### Task brief
Examine the records and identify each line that includes the string "description". Copy those lines.

### Records
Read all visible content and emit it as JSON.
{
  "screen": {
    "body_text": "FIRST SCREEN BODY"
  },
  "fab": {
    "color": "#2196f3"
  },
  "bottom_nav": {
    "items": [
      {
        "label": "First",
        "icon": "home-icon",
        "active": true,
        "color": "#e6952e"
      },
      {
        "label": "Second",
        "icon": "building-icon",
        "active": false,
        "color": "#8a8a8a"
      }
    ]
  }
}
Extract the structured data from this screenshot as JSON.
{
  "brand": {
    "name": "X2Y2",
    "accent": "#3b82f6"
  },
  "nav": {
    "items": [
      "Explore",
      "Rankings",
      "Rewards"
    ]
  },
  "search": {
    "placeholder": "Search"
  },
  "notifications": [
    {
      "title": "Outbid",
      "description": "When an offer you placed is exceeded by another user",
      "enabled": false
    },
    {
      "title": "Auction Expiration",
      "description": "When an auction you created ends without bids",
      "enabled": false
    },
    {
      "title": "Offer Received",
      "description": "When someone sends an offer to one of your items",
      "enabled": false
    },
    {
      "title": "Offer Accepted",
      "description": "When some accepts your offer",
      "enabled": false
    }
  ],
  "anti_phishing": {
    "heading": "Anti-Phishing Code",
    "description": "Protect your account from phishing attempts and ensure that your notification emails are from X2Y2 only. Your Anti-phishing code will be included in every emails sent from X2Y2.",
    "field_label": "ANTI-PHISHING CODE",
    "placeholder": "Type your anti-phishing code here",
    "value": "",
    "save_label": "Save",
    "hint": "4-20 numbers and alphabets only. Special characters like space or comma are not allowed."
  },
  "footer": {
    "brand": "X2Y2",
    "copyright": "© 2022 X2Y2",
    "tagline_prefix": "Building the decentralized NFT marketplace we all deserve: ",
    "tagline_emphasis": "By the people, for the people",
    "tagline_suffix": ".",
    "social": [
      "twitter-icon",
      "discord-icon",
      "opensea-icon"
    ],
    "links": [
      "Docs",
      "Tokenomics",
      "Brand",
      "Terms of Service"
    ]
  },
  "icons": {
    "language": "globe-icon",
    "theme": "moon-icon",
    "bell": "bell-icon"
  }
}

### Full solution
      "description": "When an offer you placed is exceeded by another user",
      "description": "When an auction you created ends without bids",
      "description": "When someone sends an offer to one of your items",
      "description": "When some accepts your offer",
    "description": "Protect your account from phishing attempts and ensure that your notification emails are from X2Y2 only. Your Anti-phishing code will be included in every emails sent from X2Y2.",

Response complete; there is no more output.